:: Goal ::
Determine how many lines of this material contain "from". Give only the number.

Extracted data entries:
====================

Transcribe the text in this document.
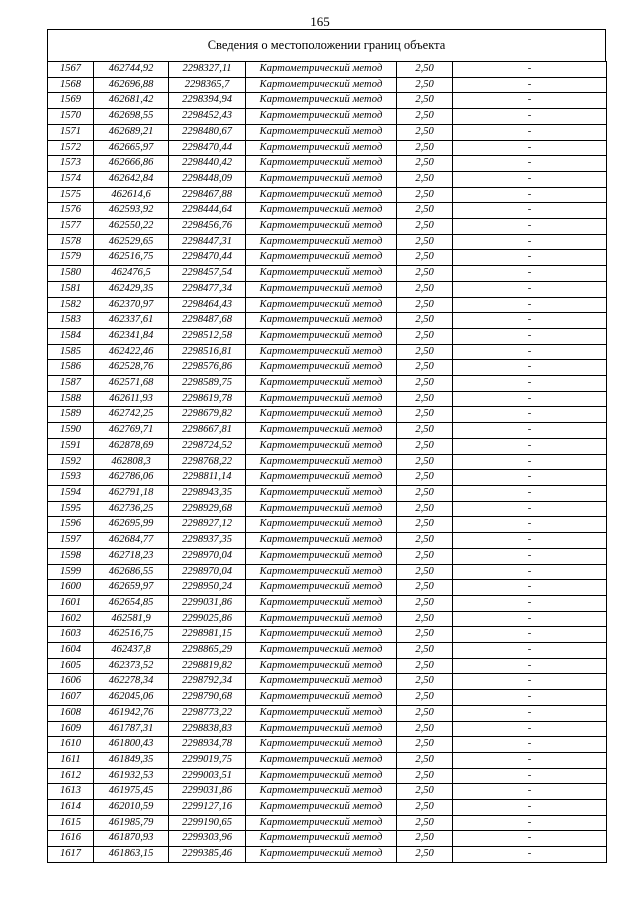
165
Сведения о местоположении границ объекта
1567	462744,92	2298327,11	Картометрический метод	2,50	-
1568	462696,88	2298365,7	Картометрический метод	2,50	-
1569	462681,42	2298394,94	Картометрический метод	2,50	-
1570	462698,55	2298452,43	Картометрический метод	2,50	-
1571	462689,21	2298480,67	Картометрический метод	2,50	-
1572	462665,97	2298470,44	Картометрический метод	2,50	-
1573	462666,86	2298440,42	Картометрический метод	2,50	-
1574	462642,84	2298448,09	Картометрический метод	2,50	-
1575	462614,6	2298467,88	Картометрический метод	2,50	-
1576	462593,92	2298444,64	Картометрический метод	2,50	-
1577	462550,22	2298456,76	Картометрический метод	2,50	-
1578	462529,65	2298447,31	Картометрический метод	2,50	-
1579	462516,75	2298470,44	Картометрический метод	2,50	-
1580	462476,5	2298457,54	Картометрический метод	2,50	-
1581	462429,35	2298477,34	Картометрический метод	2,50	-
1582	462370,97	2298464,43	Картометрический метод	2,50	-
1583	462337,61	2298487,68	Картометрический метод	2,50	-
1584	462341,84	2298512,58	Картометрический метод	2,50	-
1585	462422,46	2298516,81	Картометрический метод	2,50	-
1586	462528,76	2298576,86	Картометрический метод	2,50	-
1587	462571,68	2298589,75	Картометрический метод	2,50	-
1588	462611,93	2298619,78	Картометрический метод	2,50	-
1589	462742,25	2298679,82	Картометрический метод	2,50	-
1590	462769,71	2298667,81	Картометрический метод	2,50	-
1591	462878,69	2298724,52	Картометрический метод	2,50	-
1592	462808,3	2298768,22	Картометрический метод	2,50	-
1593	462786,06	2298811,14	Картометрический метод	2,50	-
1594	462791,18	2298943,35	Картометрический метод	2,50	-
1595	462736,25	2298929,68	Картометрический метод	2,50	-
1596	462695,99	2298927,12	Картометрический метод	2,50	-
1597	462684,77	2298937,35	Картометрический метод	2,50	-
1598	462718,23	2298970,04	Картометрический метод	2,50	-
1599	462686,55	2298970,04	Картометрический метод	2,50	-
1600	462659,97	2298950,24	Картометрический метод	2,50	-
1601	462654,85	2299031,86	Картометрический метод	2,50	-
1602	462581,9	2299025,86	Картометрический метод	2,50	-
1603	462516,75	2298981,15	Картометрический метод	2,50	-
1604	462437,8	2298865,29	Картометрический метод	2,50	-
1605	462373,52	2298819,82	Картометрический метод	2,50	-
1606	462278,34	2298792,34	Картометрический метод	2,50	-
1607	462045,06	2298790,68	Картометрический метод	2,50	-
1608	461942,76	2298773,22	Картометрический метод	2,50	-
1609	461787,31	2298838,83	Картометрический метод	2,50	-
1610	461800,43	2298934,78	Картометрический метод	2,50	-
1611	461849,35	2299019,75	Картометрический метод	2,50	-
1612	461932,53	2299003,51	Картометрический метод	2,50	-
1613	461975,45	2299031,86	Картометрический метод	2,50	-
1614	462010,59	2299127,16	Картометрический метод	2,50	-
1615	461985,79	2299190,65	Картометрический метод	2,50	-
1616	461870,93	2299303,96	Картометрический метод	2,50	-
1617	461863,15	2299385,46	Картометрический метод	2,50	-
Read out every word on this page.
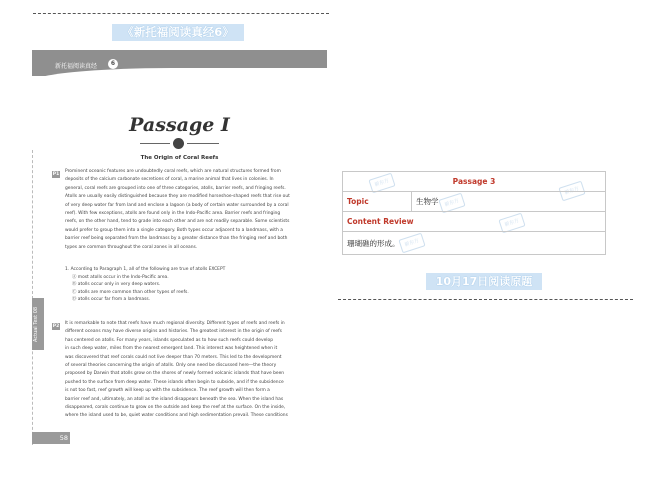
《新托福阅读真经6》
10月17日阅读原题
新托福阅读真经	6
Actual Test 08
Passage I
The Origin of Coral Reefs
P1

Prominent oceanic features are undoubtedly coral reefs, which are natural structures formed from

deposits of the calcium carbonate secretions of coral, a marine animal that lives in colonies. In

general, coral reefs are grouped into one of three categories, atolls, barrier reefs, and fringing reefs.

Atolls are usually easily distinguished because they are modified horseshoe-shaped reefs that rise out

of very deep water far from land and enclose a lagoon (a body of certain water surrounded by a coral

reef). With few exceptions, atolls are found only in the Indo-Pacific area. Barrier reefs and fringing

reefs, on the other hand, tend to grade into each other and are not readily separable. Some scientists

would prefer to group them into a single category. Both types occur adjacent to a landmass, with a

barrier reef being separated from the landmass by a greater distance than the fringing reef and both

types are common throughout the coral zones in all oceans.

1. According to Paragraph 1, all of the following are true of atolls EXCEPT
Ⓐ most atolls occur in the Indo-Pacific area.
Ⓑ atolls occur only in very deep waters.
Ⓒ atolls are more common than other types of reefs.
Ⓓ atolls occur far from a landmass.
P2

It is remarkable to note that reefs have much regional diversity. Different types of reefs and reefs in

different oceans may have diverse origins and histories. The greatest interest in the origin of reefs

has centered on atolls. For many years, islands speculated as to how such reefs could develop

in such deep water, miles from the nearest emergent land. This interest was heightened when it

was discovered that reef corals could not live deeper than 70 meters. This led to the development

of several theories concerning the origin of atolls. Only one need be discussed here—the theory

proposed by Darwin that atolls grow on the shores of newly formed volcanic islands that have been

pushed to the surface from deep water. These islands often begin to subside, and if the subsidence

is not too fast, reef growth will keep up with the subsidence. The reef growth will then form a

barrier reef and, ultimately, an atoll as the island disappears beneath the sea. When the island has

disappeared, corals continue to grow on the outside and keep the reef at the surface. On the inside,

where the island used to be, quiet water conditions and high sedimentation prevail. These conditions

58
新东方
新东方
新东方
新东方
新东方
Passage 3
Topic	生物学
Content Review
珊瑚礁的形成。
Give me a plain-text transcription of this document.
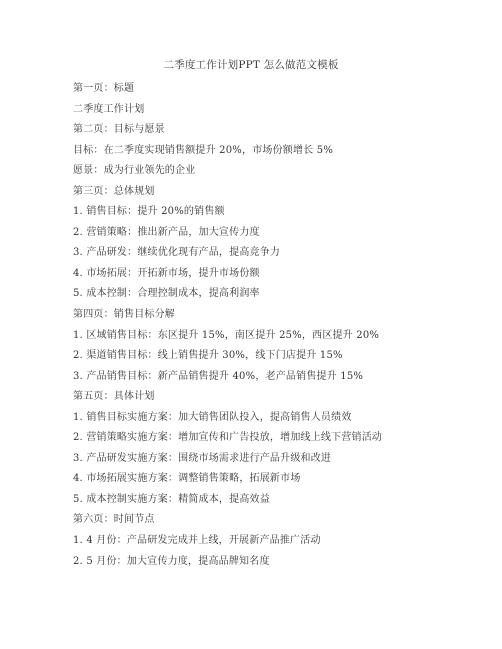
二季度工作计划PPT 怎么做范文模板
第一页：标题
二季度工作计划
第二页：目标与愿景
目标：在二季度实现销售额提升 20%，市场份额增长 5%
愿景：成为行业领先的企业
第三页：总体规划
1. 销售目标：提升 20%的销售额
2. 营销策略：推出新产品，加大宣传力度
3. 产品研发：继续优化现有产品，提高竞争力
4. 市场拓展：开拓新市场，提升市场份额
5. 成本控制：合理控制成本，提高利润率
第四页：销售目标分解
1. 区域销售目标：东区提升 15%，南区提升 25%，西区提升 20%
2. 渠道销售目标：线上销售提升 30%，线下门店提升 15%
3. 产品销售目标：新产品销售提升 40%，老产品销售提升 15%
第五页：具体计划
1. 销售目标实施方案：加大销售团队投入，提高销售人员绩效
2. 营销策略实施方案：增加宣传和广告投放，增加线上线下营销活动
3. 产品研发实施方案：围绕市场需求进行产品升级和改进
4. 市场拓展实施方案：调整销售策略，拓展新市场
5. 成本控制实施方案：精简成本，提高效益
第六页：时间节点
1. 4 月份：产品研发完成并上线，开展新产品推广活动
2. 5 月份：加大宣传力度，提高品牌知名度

====================

:: The solution ::
6